Copy out every line in the entries below that includes "WOMEN".

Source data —
* * *

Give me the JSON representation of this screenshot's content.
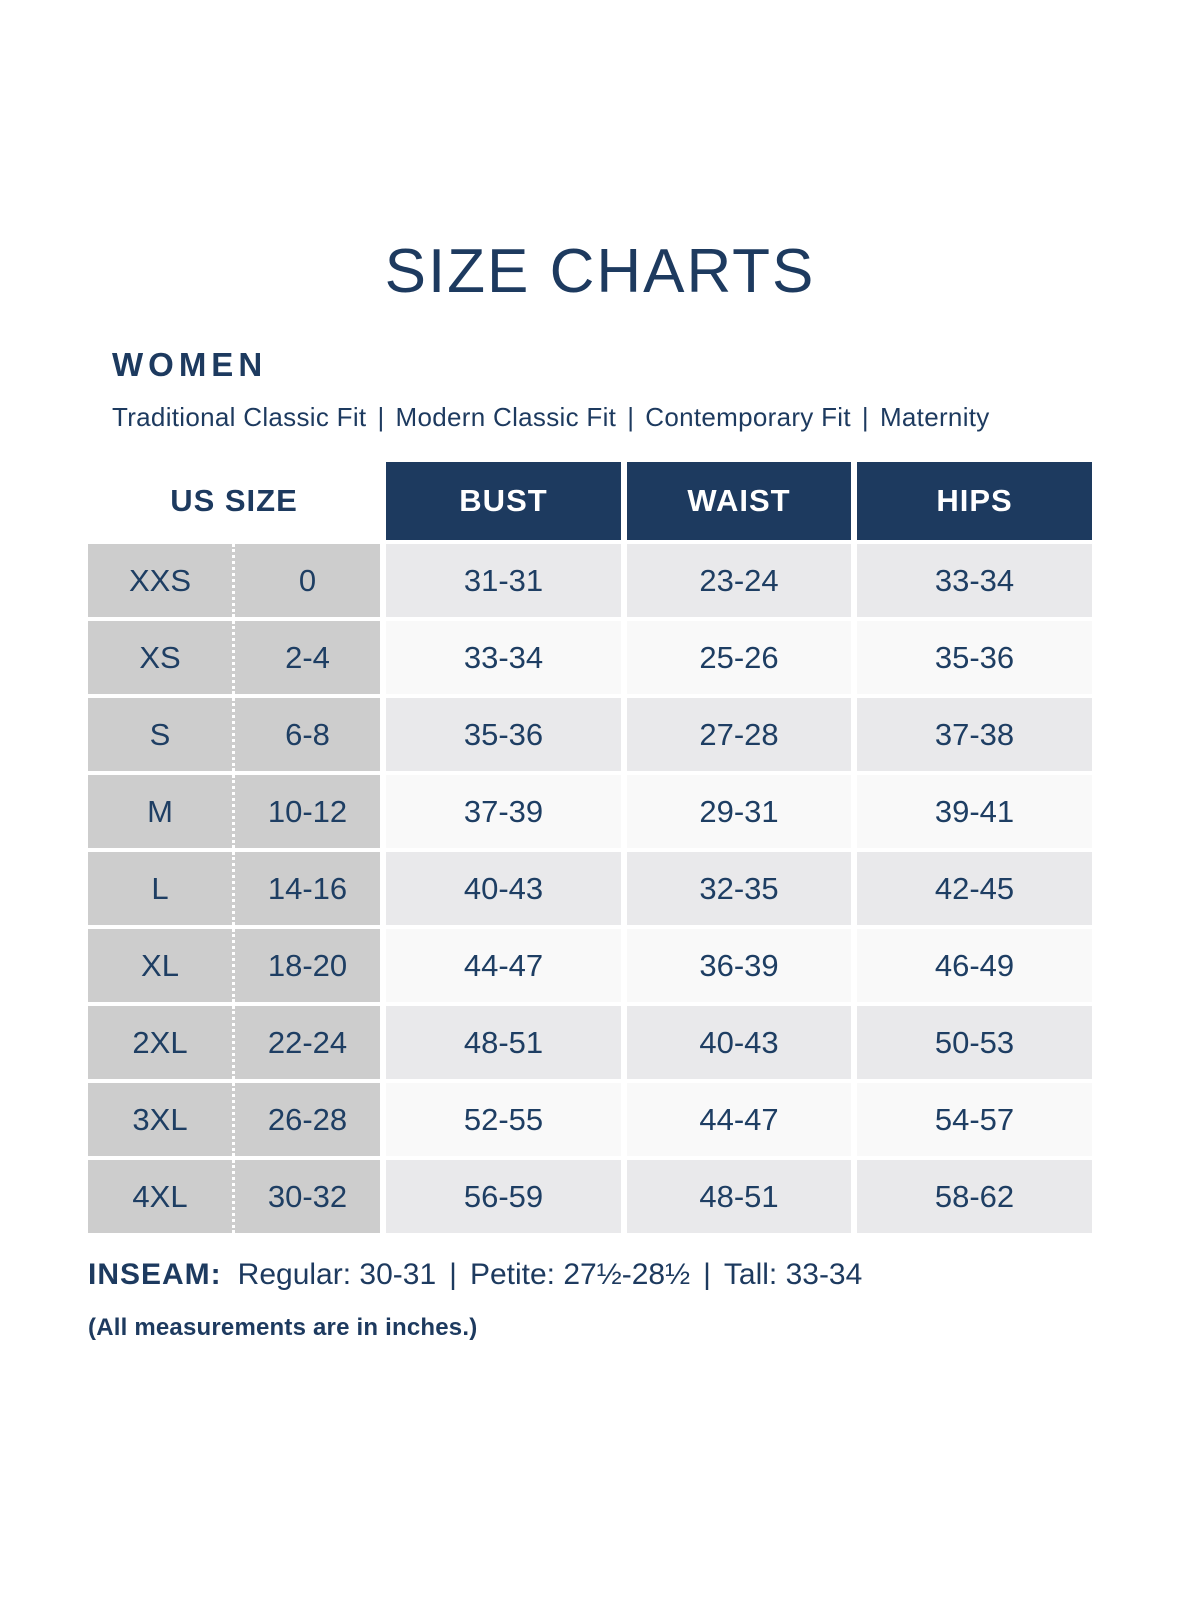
{
  "page": {
    "title": "SIZE CHARTS",
    "section_heading": "WOMEN",
    "fit_types": [
      "Traditional Classic Fit",
      "Modern Classic Fit",
      "Contemporary Fit",
      "Maternity"
    ],
    "separator": "|"
  },
  "size_table": {
    "us_size_header": "US SIZE",
    "measure_headers": [
      "BUST",
      "WAIST",
      "HIPS"
    ],
    "rows": [
      {
        "size": "XXS",
        "us": "0",
        "bust": "31-31",
        "waist": "23-24",
        "hips": "33-34"
      },
      {
        "size": "XS",
        "us": "2-4",
        "bust": "33-34",
        "waist": "25-26",
        "hips": "35-36"
      },
      {
        "size": "S",
        "us": "6-8",
        "bust": "35-36",
        "waist": "27-28",
        "hips": "37-38"
      },
      {
        "size": "M",
        "us": "10-12",
        "bust": "37-39",
        "waist": "29-31",
        "hips": "39-41"
      },
      {
        "size": "L",
        "us": "14-16",
        "bust": "40-43",
        "waist": "32-35",
        "hips": "42-45"
      },
      {
        "size": "XL",
        "us": "18-20",
        "bust": "44-47",
        "waist": "36-39",
        "hips": "46-49"
      },
      {
        "size": "2XL",
        "us": "22-24",
        "bust": "48-51",
        "waist": "40-43",
        "hips": "50-53"
      },
      {
        "size": "3XL",
        "us": "26-28",
        "bust": "52-55",
        "waist": "44-47",
        "hips": "54-57"
      },
      {
        "size": "4XL",
        "us": "30-32",
        "bust": "56-59",
        "waist": "48-51",
        "hips": "58-62"
      }
    ]
  },
  "inseam": {
    "label": "INSEAM:",
    "entries": [
      "Regular: 30-31",
      "Petite: 27½-28½",
      "Tall: 33-34"
    ],
    "separator": "|"
  },
  "footnote": "(All measurements are in inches.)",
  "colors": {
    "navy": "#1d3a5f",
    "table_text_navy": "#1e3e63",
    "header_text": "#ffffff",
    "size_column_bg": "#cdcdcd",
    "row_odd_bg": "#e9e9eb",
    "row_even_bg": "#f9f9f9"
  },
  "chart_data": {
    "type": "table",
    "title": "SIZE CHARTS",
    "section": "WOMEN",
    "fits": [
      "Traditional Classic Fit",
      "Modern Classic Fit",
      "Contemporary Fit",
      "Maternity"
    ],
    "columns": [
      "SIZE",
      "US SIZE",
      "BUST",
      "WAIST",
      "HIPS"
    ],
    "rows": [
      [
        "XXS",
        "0",
        "31-31",
        "23-24",
        "33-34"
      ],
      [
        "XS",
        "2-4",
        "33-34",
        "25-26",
        "35-36"
      ],
      [
        "S",
        "6-8",
        "35-36",
        "27-28",
        "37-38"
      ],
      [
        "M",
        "10-12",
        "37-39",
        "29-31",
        "39-41"
      ],
      [
        "L",
        "14-16",
        "40-43",
        "32-35",
        "42-45"
      ],
      [
        "XL",
        "18-20",
        "44-47",
        "36-39",
        "46-49"
      ],
      [
        "2XL",
        "22-24",
        "48-51",
        "40-43",
        "50-53"
      ],
      [
        "3XL",
        "26-28",
        "52-55",
        "44-47",
        "54-57"
      ],
      [
        "4XL",
        "30-32",
        "56-59",
        "48-51",
        "58-62"
      ]
    ],
    "inseam": {
      "Regular": "30-31",
      "Petite": "27½-28½",
      "Tall": "33-34"
    },
    "note": "(All measurements are in inches.)"
  }
}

* * *

Solved exercise —
    "section_heading": "WOMEN",
    "section": "WOMEN",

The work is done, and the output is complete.